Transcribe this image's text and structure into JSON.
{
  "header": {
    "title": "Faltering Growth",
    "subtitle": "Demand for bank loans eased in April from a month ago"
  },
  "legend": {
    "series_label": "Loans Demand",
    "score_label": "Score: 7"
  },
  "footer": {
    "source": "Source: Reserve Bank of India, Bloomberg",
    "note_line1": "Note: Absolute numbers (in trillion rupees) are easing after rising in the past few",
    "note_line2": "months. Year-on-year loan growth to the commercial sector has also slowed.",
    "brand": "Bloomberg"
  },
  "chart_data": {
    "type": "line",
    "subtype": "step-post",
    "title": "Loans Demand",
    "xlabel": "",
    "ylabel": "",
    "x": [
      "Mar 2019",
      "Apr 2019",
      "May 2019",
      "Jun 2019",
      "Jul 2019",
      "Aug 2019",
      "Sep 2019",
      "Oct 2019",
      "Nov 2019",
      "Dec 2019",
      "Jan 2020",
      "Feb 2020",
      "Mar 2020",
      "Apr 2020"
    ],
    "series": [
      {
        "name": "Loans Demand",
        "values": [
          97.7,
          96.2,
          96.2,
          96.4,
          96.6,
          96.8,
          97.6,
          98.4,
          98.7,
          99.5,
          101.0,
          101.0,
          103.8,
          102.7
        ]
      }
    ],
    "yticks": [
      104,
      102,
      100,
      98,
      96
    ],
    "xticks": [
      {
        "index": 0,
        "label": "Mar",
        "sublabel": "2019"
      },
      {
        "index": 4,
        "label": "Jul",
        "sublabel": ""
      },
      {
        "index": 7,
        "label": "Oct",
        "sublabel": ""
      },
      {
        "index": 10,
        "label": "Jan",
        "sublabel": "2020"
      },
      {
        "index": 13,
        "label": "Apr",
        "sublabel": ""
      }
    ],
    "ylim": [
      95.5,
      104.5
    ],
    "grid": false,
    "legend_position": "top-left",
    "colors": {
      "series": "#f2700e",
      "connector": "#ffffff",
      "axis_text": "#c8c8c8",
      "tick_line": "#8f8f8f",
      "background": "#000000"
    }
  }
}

▶ _Given exercise_: The lines above should be duplicated exactly.

▶ _Response_:
Transcribe this image's text and structure into JSON.
{
  "header": {
    "title": "Faltering Growth",
    "subtitle": "Demand for bank loans eased in April from a month ago"
  },
  "legend": {
    "series_label": "Loans Demand",
    "score_label": "Score: 7"
  },
  "footer": {
    "source": "Source: Reserve Bank of India, Bloomberg",
    "note_line1": "Note: Absolute numbers (in trillion rupees) are easing after rising in the past few",
    "note_line2": "months. Year-on-year loan growth to the commercial sector has also slowed.",
    "brand": "Bloomberg"
  },
  "chart_data": {
    "type": "line",
    "subtype": "step-post",
    "title": "Loans Demand",
    "xlabel": "",
    "ylabel": "",
    "x": [
      "Mar 2019",
      "Apr 2019",
      "May 2019",
      "Jun 2019",
      "Jul 2019",
      "Aug 2019",
      "Sep 2019",
      "Oct 2019",
      "Nov 2019",
      "Dec 2019",
      "Jan 2020",
      "Feb 2020",
      "Mar 2020",
      "Apr 2020"
    ],
    "series": [
      {
        "name": "Loans Demand",
        "values": [
          97.7,
          96.2,
          96.2,
          96.4,
          96.6,
          96.8,
          97.6,
          98.4,
          98.7,
          99.5,
          101.0,
          101.0,
          103.8,
          102.7
        ]
      }
    ],
    "yticks": [
      104,
      102,
      100,
      98,
      96
    ],
    "xticks": [
      {
        "index": 0,
        "label": "Mar",
        "sublabel": "2019"
      },
      {
        "index": 4,
        "label": "Jul",
        "sublabel": ""
      },
      {
        "index": 7,
        "label": "Oct",
        "sublabel": ""
      },
      {
        "index": 10,
        "label": "Jan",
        "sublabel": "2020"
      },
      {
        "index": 13,
        "label": "Apr",
        "sublabel": ""
      }
    ],
    "ylim": [
      95.5,
      104.5
    ],
    "grid": false,
    "legend_position": "top-left",
    "colors": {
      "series": "#f2700e",
      "connector": "#ffffff",
      "axis_text": "#c8c8c8",
      "tick_line": "#8f8f8f",
      "background": "#000000"
    }
  }
}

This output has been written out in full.